__Task objective__: Copy all lines below exactly as written. Leave pictures out.
___ Working data
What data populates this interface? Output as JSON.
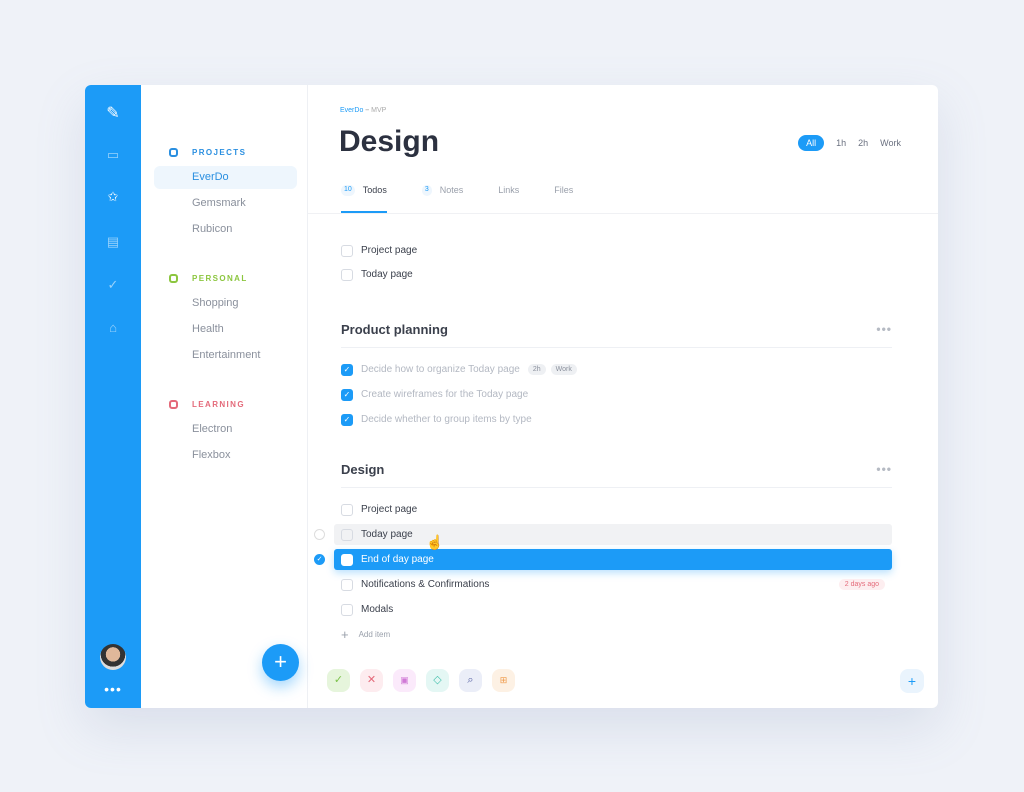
{
  "colors": {
    "accent": "#1c9bf7",
    "projects": "#2a8fe0",
    "personal": "#8cc63f",
    "learning": "#e46a7a"
  },
  "rail": {
    "icons": [
      "logo-pen-icon",
      "inbox-icon",
      "star-icon",
      "calendar-icon",
      "check-icon",
      "trash-icon"
    ],
    "more": "•••"
  },
  "sidebar": {
    "groups": [
      {
        "label": "PROJECTS",
        "items": [
          "EverDo",
          "Gemsmark",
          "Rubicon"
        ]
      },
      {
        "label": "PERSONAL",
        "items": [
          "Shopping",
          "Health",
          "Entertainment"
        ]
      },
      {
        "label": "LEARNING",
        "items": [
          "Electron",
          "Flexbox"
        ]
      }
    ],
    "active": "EverDo",
    "add": "+"
  },
  "header": {
    "crumb_project": "EverDo",
    "crumb_sep": "–",
    "crumb_page": "MVP",
    "title": "Design",
    "filters": [
      "All",
      "1h",
      "2h",
      "Work"
    ],
    "tabs": [
      {
        "count": "10",
        "label": "Todos"
      },
      {
        "count": "3",
        "label": "Notes"
      },
      {
        "count": "",
        "label": "Links"
      },
      {
        "count": "",
        "label": "Files"
      }
    ]
  },
  "todos": {
    "loose": [
      "Project page",
      "Today page"
    ],
    "sections": [
      {
        "title": "Product planning",
        "more": "•••",
        "items": [
          {
            "text": "Decide how to organize Today page",
            "done": true,
            "tags": [
              "2h",
              "Work"
            ]
          },
          {
            "text": "Create wireframes for the Today page",
            "done": true
          },
          {
            "text": "Decide whether to group items by type",
            "done": true
          }
        ]
      },
      {
        "title": "Design",
        "more": "•••",
        "items": [
          {
            "text": "Project page"
          },
          {
            "text": "Today page",
            "state": "hover"
          },
          {
            "text": "End of day page",
            "state": "selected"
          },
          {
            "text": "Notifications & Confirmations",
            "badge": "2 days ago"
          },
          {
            "text": "Modals"
          }
        ]
      }
    ],
    "add_item": "Add item"
  },
  "toolbar": {
    "buttons": [
      "complete",
      "delete",
      "schedule",
      "tag",
      "search",
      "move"
    ],
    "add": "+"
  }
}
______
__Reply to the task__:
What data populates this interface? Output as JSON.
{
  "colors": {
    "accent": "#1c9bf7",
    "projects": "#2a8fe0",
    "personal": "#8cc63f",
    "learning": "#e46a7a"
  },
  "rail": {
    "icons": [
      "logo-pen-icon",
      "inbox-icon",
      "star-icon",
      "calendar-icon",
      "check-icon",
      "trash-icon"
    ],
    "more": "•••"
  },
  "sidebar": {
    "groups": [
      {
        "label": "PROJECTS",
        "items": [
          "EverDo",
          "Gemsmark",
          "Rubicon"
        ]
      },
      {
        "label": "PERSONAL",
        "items": [
          "Shopping",
          "Health",
          "Entertainment"
        ]
      },
      {
        "label": "LEARNING",
        "items": [
          "Electron",
          "Flexbox"
        ]
      }
    ],
    "active": "EverDo",
    "add": "+"
  },
  "header": {
    "crumb_project": "EverDo",
    "crumb_sep": "–",
    "crumb_page": "MVP",
    "title": "Design",
    "filters": [
      "All",
      "1h",
      "2h",
      "Work"
    ],
    "tabs": [
      {
        "count": "10",
        "label": "Todos"
      },
      {
        "count": "3",
        "label": "Notes"
      },
      {
        "count": "",
        "label": "Links"
      },
      {
        "count": "",
        "label": "Files"
      }
    ]
  },
  "todos": {
    "loose": [
      "Project page",
      "Today page"
    ],
    "sections": [
      {
        "title": "Product planning",
        "more": "•••",
        "items": [
          {
            "text": "Decide how to organize Today page",
            "done": true,
            "tags": [
              "2h",
              "Work"
            ]
          },
          {
            "text": "Create wireframes for the Today page",
            "done": true
          },
          {
            "text": "Decide whether to group items by type",
            "done": true
          }
        ]
      },
      {
        "title": "Design",
        "more": "•••",
        "items": [
          {
            "text": "Project page"
          },
          {
            "text": "Today page",
            "state": "hover"
          },
          {
            "text": "End of day page",
            "state": "selected"
          },
          {
            "text": "Notifications & Confirmations",
            "badge": "2 days ago"
          },
          {
            "text": "Modals"
          }
        ]
      }
    ],
    "add_item": "Add item"
  },
  "toolbar": {
    "buttons": [
      "complete",
      "delete",
      "schedule",
      "tag",
      "search",
      "move"
    ],
    "add": "+"
  }
}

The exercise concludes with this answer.